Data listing

-- START --

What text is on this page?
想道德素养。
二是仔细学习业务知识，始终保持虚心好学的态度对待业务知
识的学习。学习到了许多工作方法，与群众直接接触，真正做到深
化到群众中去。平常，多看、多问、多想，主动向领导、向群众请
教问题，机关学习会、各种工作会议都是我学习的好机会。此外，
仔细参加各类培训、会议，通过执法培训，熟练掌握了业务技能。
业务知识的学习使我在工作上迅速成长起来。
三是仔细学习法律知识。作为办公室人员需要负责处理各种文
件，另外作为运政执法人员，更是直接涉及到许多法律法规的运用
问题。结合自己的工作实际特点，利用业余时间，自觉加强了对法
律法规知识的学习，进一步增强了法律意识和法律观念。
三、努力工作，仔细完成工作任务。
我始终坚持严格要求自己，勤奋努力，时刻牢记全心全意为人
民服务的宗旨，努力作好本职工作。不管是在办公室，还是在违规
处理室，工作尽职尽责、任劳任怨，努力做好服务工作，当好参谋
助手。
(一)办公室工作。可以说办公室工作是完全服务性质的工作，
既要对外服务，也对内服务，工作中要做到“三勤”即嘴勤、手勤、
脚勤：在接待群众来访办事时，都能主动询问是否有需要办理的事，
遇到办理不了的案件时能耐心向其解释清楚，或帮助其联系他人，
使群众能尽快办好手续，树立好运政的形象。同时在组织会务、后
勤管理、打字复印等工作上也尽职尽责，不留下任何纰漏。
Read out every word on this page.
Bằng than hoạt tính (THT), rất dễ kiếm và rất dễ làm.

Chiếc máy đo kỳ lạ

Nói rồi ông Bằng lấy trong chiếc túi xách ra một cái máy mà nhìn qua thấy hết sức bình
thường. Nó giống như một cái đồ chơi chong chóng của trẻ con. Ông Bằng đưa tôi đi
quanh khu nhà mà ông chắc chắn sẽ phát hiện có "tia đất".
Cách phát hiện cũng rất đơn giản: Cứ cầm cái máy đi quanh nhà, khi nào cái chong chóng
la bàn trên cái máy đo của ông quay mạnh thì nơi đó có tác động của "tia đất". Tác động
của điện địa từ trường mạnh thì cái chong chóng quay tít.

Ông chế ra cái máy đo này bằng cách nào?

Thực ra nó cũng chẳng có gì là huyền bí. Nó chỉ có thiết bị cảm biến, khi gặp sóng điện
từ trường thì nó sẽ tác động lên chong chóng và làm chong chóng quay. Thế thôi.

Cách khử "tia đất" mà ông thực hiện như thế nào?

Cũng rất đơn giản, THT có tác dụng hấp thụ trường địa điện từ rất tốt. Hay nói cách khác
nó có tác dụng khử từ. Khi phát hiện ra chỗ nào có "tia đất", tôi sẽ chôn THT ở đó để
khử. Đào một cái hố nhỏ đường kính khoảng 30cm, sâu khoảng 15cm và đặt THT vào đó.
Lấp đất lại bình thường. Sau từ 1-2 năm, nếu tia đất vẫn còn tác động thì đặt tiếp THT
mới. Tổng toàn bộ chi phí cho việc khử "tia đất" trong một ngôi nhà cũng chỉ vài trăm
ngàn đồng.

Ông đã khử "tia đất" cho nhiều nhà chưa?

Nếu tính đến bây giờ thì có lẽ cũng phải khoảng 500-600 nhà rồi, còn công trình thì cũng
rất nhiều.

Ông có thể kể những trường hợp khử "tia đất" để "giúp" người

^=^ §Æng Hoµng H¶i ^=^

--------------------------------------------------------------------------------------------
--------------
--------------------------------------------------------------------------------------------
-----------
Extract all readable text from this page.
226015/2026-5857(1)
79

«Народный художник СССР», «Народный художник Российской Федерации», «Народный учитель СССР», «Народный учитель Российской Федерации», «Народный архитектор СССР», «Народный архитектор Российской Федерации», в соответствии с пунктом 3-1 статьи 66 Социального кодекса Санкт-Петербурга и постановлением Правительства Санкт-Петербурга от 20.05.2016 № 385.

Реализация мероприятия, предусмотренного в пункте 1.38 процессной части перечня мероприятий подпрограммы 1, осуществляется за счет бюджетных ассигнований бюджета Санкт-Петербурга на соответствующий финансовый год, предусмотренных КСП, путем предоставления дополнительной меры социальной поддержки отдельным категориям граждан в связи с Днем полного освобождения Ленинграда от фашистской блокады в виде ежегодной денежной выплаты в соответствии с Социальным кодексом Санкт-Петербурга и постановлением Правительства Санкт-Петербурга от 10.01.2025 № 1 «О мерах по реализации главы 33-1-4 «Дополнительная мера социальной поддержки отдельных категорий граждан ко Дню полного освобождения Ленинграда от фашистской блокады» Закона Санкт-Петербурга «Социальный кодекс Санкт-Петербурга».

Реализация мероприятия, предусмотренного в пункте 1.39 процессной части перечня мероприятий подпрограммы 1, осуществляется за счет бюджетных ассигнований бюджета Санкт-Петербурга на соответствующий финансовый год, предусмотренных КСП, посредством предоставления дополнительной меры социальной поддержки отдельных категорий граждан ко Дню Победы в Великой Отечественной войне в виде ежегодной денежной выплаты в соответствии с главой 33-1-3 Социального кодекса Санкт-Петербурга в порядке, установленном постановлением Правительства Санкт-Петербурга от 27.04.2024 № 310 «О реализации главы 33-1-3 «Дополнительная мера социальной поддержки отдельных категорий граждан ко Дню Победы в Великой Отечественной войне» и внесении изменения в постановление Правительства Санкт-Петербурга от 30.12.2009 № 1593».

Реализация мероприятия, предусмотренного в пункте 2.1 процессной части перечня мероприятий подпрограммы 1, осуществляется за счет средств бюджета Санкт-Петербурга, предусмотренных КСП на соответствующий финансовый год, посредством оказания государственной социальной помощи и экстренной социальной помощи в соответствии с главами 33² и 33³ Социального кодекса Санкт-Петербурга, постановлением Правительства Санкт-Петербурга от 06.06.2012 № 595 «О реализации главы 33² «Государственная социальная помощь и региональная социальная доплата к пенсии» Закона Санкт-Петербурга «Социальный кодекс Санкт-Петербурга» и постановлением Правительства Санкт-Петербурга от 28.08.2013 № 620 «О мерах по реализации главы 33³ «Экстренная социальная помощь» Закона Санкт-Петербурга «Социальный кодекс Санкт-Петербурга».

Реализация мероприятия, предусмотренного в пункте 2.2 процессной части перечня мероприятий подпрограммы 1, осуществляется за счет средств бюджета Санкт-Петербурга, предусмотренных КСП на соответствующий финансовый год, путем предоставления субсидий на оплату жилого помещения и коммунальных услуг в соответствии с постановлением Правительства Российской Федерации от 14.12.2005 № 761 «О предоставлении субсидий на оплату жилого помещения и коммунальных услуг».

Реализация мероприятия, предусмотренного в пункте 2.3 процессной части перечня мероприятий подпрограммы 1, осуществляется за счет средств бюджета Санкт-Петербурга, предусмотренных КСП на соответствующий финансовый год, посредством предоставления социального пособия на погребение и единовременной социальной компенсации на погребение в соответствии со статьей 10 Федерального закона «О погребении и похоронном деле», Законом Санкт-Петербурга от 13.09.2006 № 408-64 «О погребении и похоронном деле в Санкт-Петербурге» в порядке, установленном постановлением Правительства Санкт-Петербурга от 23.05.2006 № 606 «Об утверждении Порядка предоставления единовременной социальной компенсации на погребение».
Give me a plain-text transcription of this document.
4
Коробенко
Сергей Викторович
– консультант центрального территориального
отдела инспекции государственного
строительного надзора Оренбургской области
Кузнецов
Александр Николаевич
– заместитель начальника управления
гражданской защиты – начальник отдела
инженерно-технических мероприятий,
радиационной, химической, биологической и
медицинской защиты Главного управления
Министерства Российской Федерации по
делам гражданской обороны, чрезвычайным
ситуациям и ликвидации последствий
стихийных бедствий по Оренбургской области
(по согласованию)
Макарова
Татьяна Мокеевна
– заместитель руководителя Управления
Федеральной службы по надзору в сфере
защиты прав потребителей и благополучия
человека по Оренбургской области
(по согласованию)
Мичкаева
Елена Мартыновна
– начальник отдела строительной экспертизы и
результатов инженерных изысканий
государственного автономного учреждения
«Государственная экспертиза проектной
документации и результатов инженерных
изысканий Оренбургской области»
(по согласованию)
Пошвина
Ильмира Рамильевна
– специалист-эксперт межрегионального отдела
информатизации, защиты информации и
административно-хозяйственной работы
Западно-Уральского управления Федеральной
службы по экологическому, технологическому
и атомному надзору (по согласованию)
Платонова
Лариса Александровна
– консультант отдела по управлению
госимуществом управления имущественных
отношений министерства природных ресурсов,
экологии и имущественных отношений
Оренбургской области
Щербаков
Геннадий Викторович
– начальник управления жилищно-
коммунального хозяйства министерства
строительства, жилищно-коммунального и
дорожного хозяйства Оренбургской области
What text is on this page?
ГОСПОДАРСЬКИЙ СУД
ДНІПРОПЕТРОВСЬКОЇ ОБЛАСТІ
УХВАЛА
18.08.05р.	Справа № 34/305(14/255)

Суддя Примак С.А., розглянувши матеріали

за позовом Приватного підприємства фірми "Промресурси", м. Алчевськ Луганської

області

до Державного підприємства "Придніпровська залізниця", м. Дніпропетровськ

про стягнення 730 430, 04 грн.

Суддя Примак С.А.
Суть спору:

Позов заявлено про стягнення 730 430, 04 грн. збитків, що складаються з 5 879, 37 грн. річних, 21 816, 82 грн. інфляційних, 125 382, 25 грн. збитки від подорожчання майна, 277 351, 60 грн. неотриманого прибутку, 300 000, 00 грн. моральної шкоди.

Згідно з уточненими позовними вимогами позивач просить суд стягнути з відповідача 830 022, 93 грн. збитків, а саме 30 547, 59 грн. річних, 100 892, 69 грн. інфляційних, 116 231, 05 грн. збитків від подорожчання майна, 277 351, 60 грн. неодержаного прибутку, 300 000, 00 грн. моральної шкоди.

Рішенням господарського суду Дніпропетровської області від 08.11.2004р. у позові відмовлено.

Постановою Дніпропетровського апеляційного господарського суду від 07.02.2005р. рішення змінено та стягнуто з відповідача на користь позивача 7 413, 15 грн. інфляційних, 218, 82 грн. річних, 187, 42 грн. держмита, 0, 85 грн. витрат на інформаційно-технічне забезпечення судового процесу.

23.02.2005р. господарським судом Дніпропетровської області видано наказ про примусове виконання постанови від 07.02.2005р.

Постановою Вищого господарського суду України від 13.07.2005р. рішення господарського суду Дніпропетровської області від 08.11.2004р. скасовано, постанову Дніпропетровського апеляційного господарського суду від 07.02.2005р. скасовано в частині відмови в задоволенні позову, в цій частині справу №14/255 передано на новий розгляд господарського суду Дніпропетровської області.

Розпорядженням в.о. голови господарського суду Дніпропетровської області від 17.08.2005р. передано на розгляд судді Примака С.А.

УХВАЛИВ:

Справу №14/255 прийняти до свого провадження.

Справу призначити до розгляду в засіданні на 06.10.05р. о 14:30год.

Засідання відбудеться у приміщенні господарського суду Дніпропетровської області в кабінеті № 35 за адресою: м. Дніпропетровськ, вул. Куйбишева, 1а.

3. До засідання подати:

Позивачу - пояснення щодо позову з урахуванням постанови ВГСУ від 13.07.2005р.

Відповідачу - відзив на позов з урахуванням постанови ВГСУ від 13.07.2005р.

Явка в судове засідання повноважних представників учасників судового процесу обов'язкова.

-- END --

Written request
Using the records above, list each line that includes "Постановою".

Completed task
Постановою Дніпропетровського апеляційного господарського суду від 07.02.2005р. рішення змінено та стягнуто з відповідача на користь позивача 7 413, 15 грн. інфляційних, 218, 82 грн. річних, 187, 42 грн. держмита, 0, 85 грн. витрат на інформаційно-технічне забезпечення судового процесу.
Постановою Вищого господарського суду України від 13.07.2005р. рішення господарського суду Дніпропетровської області від 08.11.2004р. скасовано, постанову Дніпропетровського апеляційного господарського суду від 07.02.2005р. скасовано в частині відмови в задоволенні позову, в цій частині справу №14/255 передано на новий розгляд господарського суду Дніпропетровської області.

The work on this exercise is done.